>>>>>

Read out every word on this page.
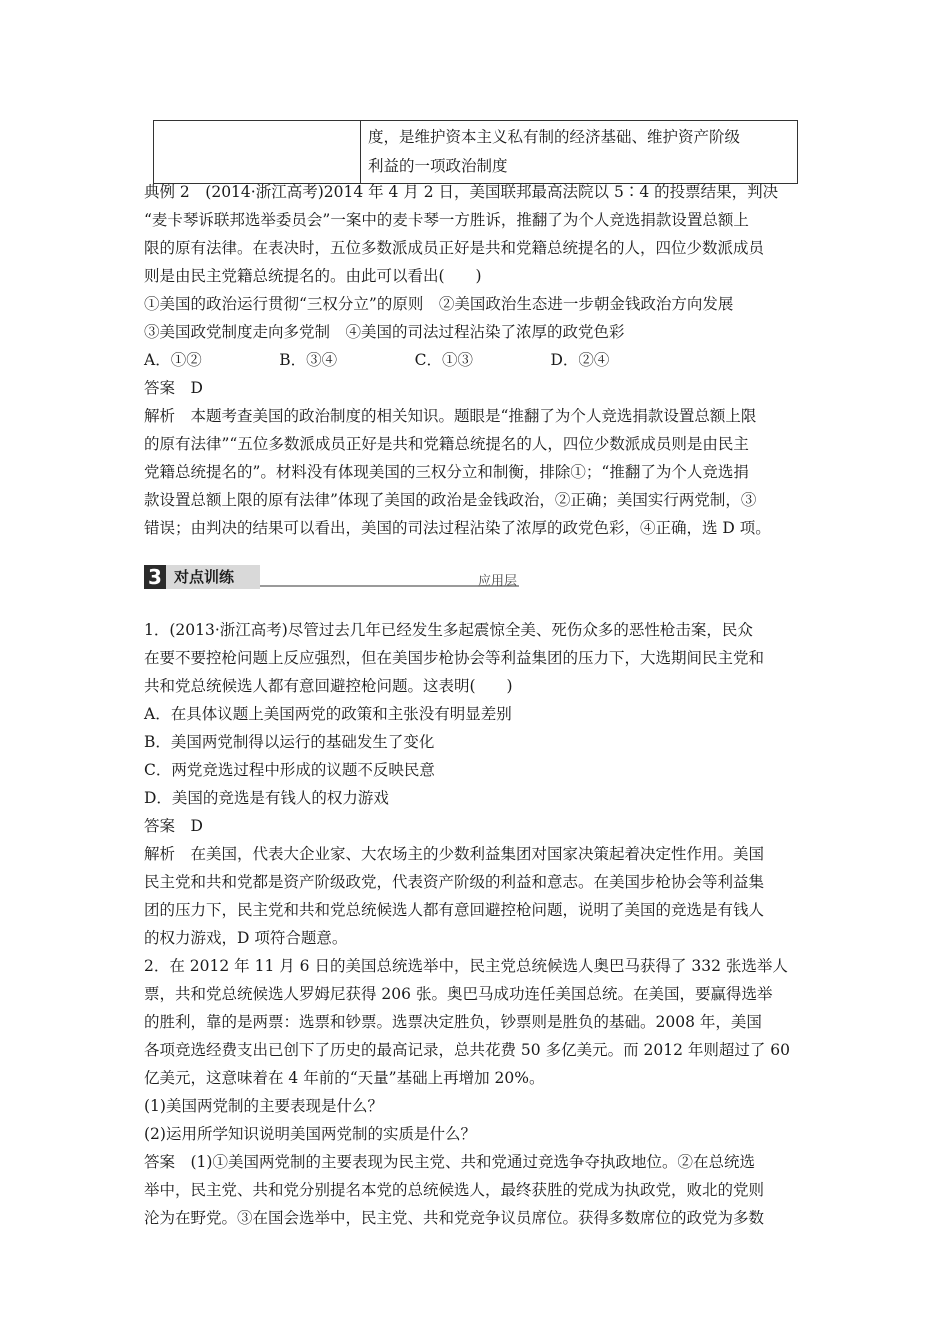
度，是维护资本主义私有制的经济基础、维护资产阶级
利益的一项政治制度
典例 2　(2014·浙江高考)2014 年 4 月 2 日，美国联邦最高法院以 5∶4 的投票结果，判决
“麦卡琴诉联邦选举委员会”一案中的麦卡琴一方胜诉，推翻了为个人竞选捐款设置总额上
限的原有法律。在表决时，五位多数派成员正好是共和党籍总统提名的人，四位少数派成员
则是由民主党籍总统提名的。由此可以看出(　　)
①美国的政治运行贯彻“三权分立”的原则　②美国政治生态进一步朝金钱政治方向发展
③美国政党制度走向多党制　④美国的司法过程沾染了浓厚的政党色彩
A．①②　　　　　B．③④　　　　　C．①③　　　　　D．②④
答案　D
解析　本题考查美国的政治制度的相关知识。题眼是“推翻了为个人竞选捐款设置总额上限
的原有法律”“五位多数派成员正好是共和党籍总统提名的人，四位少数派成员则是由民主
党籍总统提名的”。材料没有体现美国的三权分立和制衡，排除①；“推翻了为个人竞选捐
款设置总额上限的原有法律”体现了美国的政治是金钱政治，②正确；美国实行两党制，③
错误；由判决的结果可以看出，美国的司法过程沾染了浓厚的政党色彩，④正确，选 D 项。
3 对点训练	应用层
1．(2013·浙江高考)尽管过去几年已经发生多起震惊全美、死伤众多的恶性枪击案，民众
在要不要控枪问题上反应强烈，但在美国步枪协会等利益集团的压力下，大选期间民主党和
共和党总统候选人都有意回避控枪问题。这表明(　　)
A．在具体议题上美国两党的政策和主张没有明显差别
B．美国两党制得以运行的基础发生了变化
C．两党竞选过程中形成的议题不反映民意
D．美国的竞选是有钱人的权力游戏
答案　D
解析　在美国，代表大企业家、大农场主的少数利益集团对国家决策起着决定性作用。美国
民主党和共和党都是资产阶级政党，代表资产阶级的利益和意志。在美国步枪协会等利益集
团的压力下，民主党和共和党总统候选人都有意回避控枪问题，说明了美国的竞选是有钱人
的权力游戏，D 项符合题意。
2．在 2012 年 11 月 6 日的美国总统选举中，民主党总统候选人奥巴马获得了 332 张选举人
票，共和党总统候选人罗姆尼获得 206 张。奥巴马成功连任美国总统。在美国，要赢得选举
的胜利，靠的是两票：选票和钞票。选票决定胜负，钞票则是胜负的基础。2008 年，美国
各项竞选经费支出已创下了历史的最高记录，总共花费 50 多亿美元。而 2012 年则超过了 60
亿美元，这意味着在 4 年前的“天量”基础上再增加 20%。
(1)美国两党制的主要表现是什么？
(2)运用所学知识说明美国两党制的实质是什么？
答案　(1)①美国两党制的主要表现为民主党、共和党通过竞选争夺执政地位。②在总统选
举中，民主党、共和党分别提名本党的总统候选人，最终获胜的党成为执政党，败北的党则
沦为在野党。③在国会选举中，民主党、共和党竞争议员席位。获得多数席位的政党为多数
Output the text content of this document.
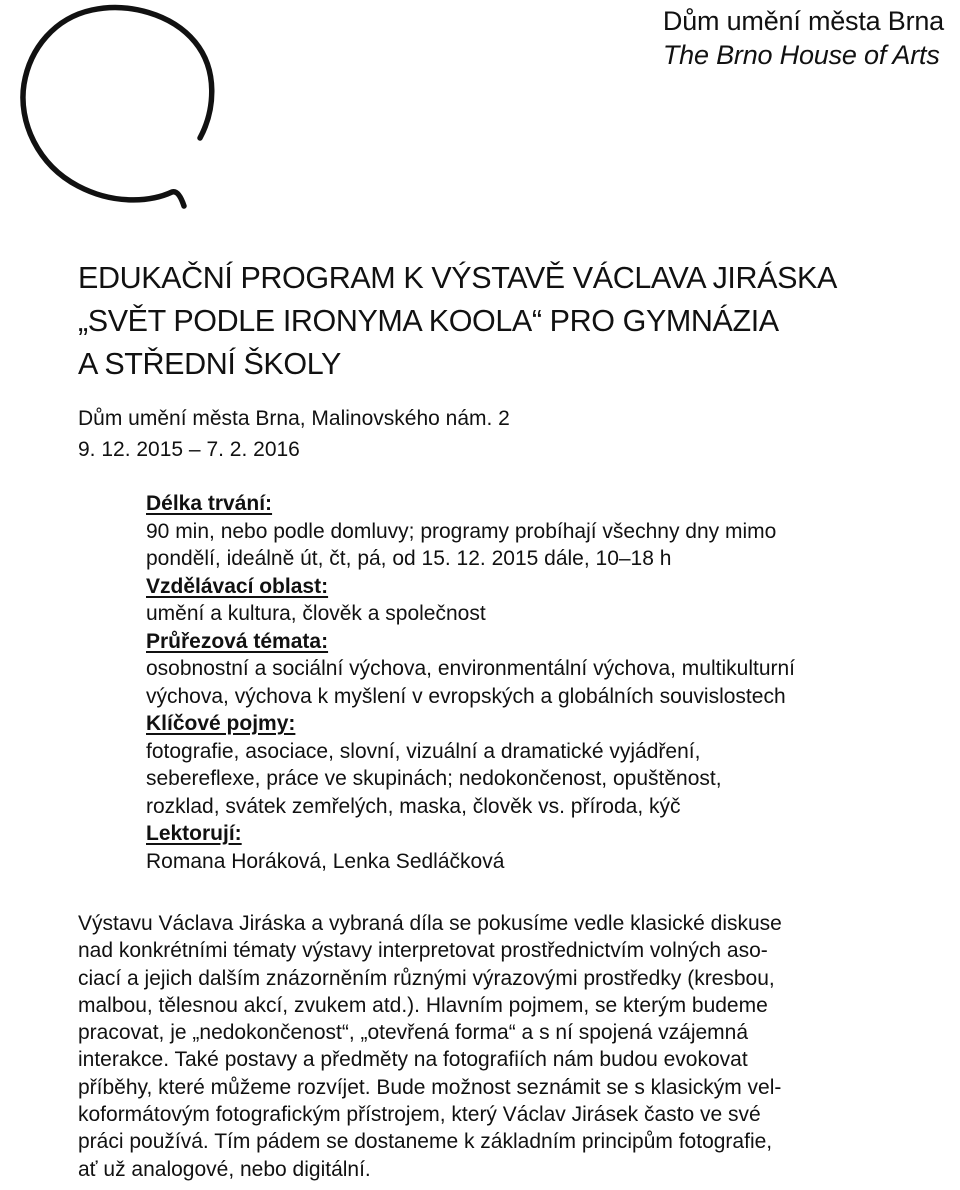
Dům umění města Brna
The Brno House of Arts
EDUKAČNÍ PROGRAM K VÝSTAVĚ VÁCLAVA JIRÁSKA
„SVĚT PODLE IRONYMA KOOLA“ PRO GYMNÁZIA
A STŘEDNÍ ŠKOLY
Dům umění města Brna, Malinovského nám. 2
9. 12. 2015 – 7. 2. 2016
Délka trvání:
90 min, nebo podle domluvy; programy probíhají všechny dny mimo
pondělí, ideálně út, čt, pá, od 15. 12. 2015 dále, 10–18 h
Vzdělávací oblast:
umění a kultura, člověk a společnost
Průřezová témata:
osobnostní a sociální výchova, environmentální výchova, multikulturní
výchova, výchova k myšlení v evropských a globálních souvislostech
Klíčové pojmy:
fotografie, asociace, slovní, vizuální a dramatické vyjádření,
sebereflexe, práce ve skupinách; nedokončenost, opuštěnost,
rozklad, svátek zemřelých, maska, člověk vs. příroda, kýč
Lektorují:
Romana Horáková, Lenka Sedláčková
Výstavu Václava Jiráska a vybraná díla se pokusíme vedle klasické diskuse
nad konkrétními tématy výstavy interpretovat prostřednictvím volných aso-
ciací a jejich dalším znázorněním různými výrazovými prostředky (kresbou,
malbou, tělesnou akcí, zvukem atd.). Hlavním pojmem, se kterým budeme
pracovat, je „nedokončenost“, „otevřená forma“ a s ní spojená vzájemná
interakce. Také postavy a předměty na fotografiích nám budou evokovat
příběhy, které můžeme rozvíjet. Bude možnost seznámit se s klasickým vel-
koformátovým fotografickým přístrojem, který Václav Jirásek často ve své
práci používá. Tím pádem se dostaneme k základním principům fotografie,
ať už analogové, nebo digitální.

<<<<<

## TASK OBJECTIVE
Write every record out again exactly; no pictures belong in the copy.

## REPLY
Read out every word on this page.
度，是维护资本主义私有制的经济基础、维护资产阶级
利益的一项政治制度
典例 2　(2014·浙江高考)2014 年 4 月 2 日，美国联邦最高法院以 5∶4 的投票结果，判决
“麦卡琴诉联邦选举委员会”一案中的麦卡琴一方胜诉，推翻了为个人竞选捐款设置总额上
限的原有法律。在表决时，五位多数派成员正好是共和党籍总统提名的人，四位少数派成员
则是由民主党籍总统提名的。由此可以看出(　　)
①美国的政治运行贯彻“三权分立”的原则　②美国政治生态进一步朝金钱政治方向发展
③美国政党制度走向多党制　④美国的司法过程沾染了浓厚的政党色彩
A．①②　　　　　B．③④　　　　　C．①③　　　　　D．②④
答案　D
解析　本题考查美国的政治制度的相关知识。题眼是“推翻了为个人竞选捐款设置总额上限
的原有法律”“五位多数派成员正好是共和党籍总统提名的人，四位少数派成员则是由民主
党籍总统提名的”。材料没有体现美国的三权分立和制衡，排除①；“推翻了为个人竞选捐
款设置总额上限的原有法律”体现了美国的政治是金钱政治，②正确；美国实行两党制，③
错误；由判决的结果可以看出，美国的司法过程沾染了浓厚的政党色彩，④正确，选 D 项。
3 对点训练	应用层
1．(2013·浙江高考)尽管过去几年已经发生多起震惊全美、死伤众多的恶性枪击案，民众
在要不要控枪问题上反应强烈，但在美国步枪协会等利益集团的压力下，大选期间民主党和
共和党总统候选人都有意回避控枪问题。这表明(　　)
A．在具体议题上美国两党的政策和主张没有明显差别
B．美国两党制得以运行的基础发生了变化
C．两党竞选过程中形成的议题不反映民意
D．美国的竞选是有钱人的权力游戏
答案　D
解析　在美国，代表大企业家、大农场主的少数利益集团对国家决策起着决定性作用。美国
民主党和共和党都是资产阶级政党，代表资产阶级的利益和意志。在美国步枪协会等利益集
团的压力下，民主党和共和党总统候选人都有意回避控枪问题，说明了美国的竞选是有钱人
的权力游戏，D 项符合题意。
2．在 2012 年 11 月 6 日的美国总统选举中，民主党总统候选人奥巴马获得了 332 张选举人
票，共和党总统候选人罗姆尼获得 206 张。奥巴马成功连任美国总统。在美国，要赢得选举
的胜利，靠的是两票：选票和钞票。选票决定胜负，钞票则是胜负的基础。2008 年，美国
各项竞选经费支出已创下了历史的最高记录，总共花费 50 多亿美元。而 2012 年则超过了 60
亿美元，这意味着在 4 年前的“天量”基础上再增加 20%。
(1)美国两党制的主要表现是什么？
(2)运用所学知识说明美国两党制的实质是什么？
答案　(1)①美国两党制的主要表现为民主党、共和党通过竞选争夺执政地位。②在总统选
举中，民主党、共和党分别提名本党的总统候选人，最终获胜的党成为执政党，败北的党则
沦为在野党。③在国会选举中，民主党、共和党竞争议员席位。获得多数席位的政党为多数
Output the text content of this document.
Dům umění města Brna
The Brno House of Arts
EDUKAČNÍ PROGRAM K VÝSTAVĚ VÁCLAVA JIRÁSKA
„SVĚT PODLE IRONYMA KOOLA“ PRO GYMNÁZIA
A STŘEDNÍ ŠKOLY
Dům umění města Brna, Malinovského nám. 2
9. 12. 2015 – 7. 2. 2016
Délka trvání:
90 min, nebo podle domluvy; programy probíhají všechny dny mimo
pondělí, ideálně út, čt, pá, od 15. 12. 2015 dále, 10–18 h
Vzdělávací oblast:
umění a kultura, člověk a společnost
Průřezová témata:
osobnostní a sociální výchova, environmentální výchova, multikulturní
výchova, výchova k myšlení v evropských a globálních souvislostech
Klíčové pojmy:
fotografie, asociace, slovní, vizuální a dramatické vyjádření,
sebereflexe, práce ve skupinách; nedokončenost, opuštěnost,
rozklad, svátek zemřelých, maska, člověk vs. příroda, kýč
Lektorují:
Romana Horáková, Lenka Sedláčková
Výstavu Václava Jiráska a vybraná díla se pokusíme vedle klasické diskuse
nad konkrétními tématy výstavy interpretovat prostřednictvím volných aso-
ciací a jejich dalším znázorněním různými výrazovými prostředky (kresbou,
malbou, tělesnou akcí, zvukem atd.). Hlavním pojmem, se kterým budeme
pracovat, je „nedokončenost“, „otevřená forma“ a s ní spojená vzájemná
interakce. Také postavy a předměty na fotografiích nám budou evokovat
příběhy, které můžeme rozvíjet. Bude možnost seznámit se s klasickým vel-
koformátovým fotografickým přístrojem, který Václav Jirásek často ve své
práci používá. Tím pádem se dostaneme k základním principům fotografie,
ať už analogové, nebo digitální.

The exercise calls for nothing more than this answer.